What you have to do: Transcribe all of the data exactly. Omit the pictures.

Extracted data:
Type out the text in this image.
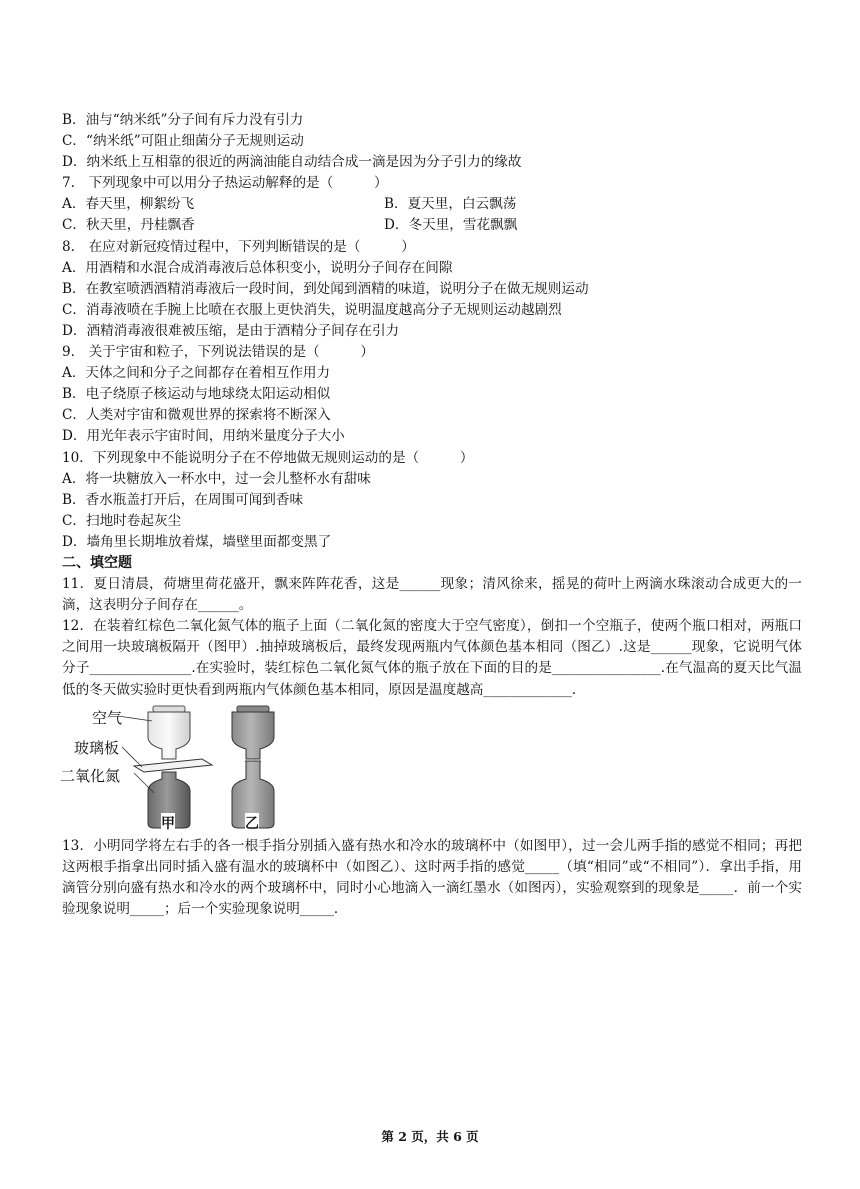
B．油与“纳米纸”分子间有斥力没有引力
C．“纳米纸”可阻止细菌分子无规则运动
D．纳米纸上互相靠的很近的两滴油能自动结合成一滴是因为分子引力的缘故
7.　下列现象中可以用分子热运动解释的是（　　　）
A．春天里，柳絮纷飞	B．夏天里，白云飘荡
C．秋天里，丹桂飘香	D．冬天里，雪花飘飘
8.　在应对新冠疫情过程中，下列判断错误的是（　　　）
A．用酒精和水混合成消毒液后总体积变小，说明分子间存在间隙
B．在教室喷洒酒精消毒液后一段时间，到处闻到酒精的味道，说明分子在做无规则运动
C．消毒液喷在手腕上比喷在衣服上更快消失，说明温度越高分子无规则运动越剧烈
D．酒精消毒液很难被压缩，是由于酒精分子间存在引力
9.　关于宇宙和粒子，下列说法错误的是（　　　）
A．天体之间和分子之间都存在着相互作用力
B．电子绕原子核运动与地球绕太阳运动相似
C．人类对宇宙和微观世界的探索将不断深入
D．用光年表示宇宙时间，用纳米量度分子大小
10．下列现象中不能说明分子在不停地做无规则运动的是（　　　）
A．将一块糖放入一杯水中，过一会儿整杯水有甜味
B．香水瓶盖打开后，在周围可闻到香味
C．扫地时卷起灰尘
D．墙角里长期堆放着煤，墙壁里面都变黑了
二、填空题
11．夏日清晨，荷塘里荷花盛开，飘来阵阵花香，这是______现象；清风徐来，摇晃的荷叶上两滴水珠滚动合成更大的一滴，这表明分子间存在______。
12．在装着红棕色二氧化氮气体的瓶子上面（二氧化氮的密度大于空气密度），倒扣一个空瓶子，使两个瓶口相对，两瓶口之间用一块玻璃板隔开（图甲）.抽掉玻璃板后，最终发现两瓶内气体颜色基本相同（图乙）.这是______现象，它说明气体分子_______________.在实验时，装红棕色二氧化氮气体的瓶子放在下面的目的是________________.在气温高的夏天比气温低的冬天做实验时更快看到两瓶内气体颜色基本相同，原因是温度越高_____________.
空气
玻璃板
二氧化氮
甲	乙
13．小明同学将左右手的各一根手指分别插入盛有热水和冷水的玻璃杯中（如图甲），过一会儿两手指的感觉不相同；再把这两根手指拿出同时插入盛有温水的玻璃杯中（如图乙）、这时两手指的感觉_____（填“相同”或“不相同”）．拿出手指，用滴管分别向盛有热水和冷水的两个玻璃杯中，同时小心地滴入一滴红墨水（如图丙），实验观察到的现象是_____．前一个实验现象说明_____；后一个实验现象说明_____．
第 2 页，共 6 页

Exercise result:
Type out the text in this image.
B．油与“纳米纸”分子间有斥力没有引力
C．“纳米纸”可阻止细菌分子无规则运动
D．纳米纸上互相靠的很近的两滴油能自动结合成一滴是因为分子引力的缘故
7.　下列现象中可以用分子热运动解释的是（　　　）
A．春天里，柳絮纷飞	B．夏天里，白云飘荡
C．秋天里，丹桂飘香	D．冬天里，雪花飘飘
8.　在应对新冠疫情过程中，下列判断错误的是（　　　）
A．用酒精和水混合成消毒液后总体积变小，说明分子间存在间隙
B．在教室喷洒酒精消毒液后一段时间，到处闻到酒精的味道，说明分子在做无规则运动
C．消毒液喷在手腕上比喷在衣服上更快消失，说明温度越高分子无规则运动越剧烈
D．酒精消毒液很难被压缩，是由于酒精分子间存在引力
9.　关于宇宙和粒子，下列说法错误的是（　　　）
A．天体之间和分子之间都存在着相互作用力
B．电子绕原子核运动与地球绕太阳运动相似
C．人类对宇宙和微观世界的探索将不断深入
D．用光年表示宇宙时间，用纳米量度分子大小
10．下列现象中不能说明分子在不停地做无规则运动的是（　　　）
A．将一块糖放入一杯水中，过一会儿整杯水有甜味
B．香水瓶盖打开后，在周围可闻到香味
C．扫地时卷起灰尘
D．墙角里长期堆放着煤，墙壁里面都变黑了
二、填空题
11．夏日清晨，荷塘里荷花盛开，飘来阵阵花香，这是______现象；清风徐来，摇晃的荷叶上两滴水珠滚动合成更大的一滴，这表明分子间存在______。
12．在装着红棕色二氧化氮气体的瓶子上面（二氧化氮的密度大于空气密度），倒扣一个空瓶子，使两个瓶口相对，两瓶口之间用一块玻璃板隔开（图甲）.抽掉玻璃板后，最终发现两瓶内气体颜色基本相同（图乙）.这是______现象，它说明气体分子_______________.在实验时，装红棕色二氧化氮气体的瓶子放在下面的目的是________________.在气温高的夏天比气温低的冬天做实验时更快看到两瓶内气体颜色基本相同，原因是温度越高_____________.
空气
玻璃板
二氧化氮
甲	乙
13．小明同学将左右手的各一根手指分别插入盛有热水和冷水的玻璃杯中（如图甲），过一会儿两手指的感觉不相同；再把这两根手指拿出同时插入盛有温水的玻璃杯中（如图乙）、这时两手指的感觉_____（填“相同”或“不相同”）．拿出手指，用滴管分别向盛有热水和冷水的两个玻璃杯中，同时小心地滴入一滴红墨水（如图丙），实验观察到的现象是_____．前一个实验现象说明_____；后一个实验现象说明_____．
第 2 页，共 6 页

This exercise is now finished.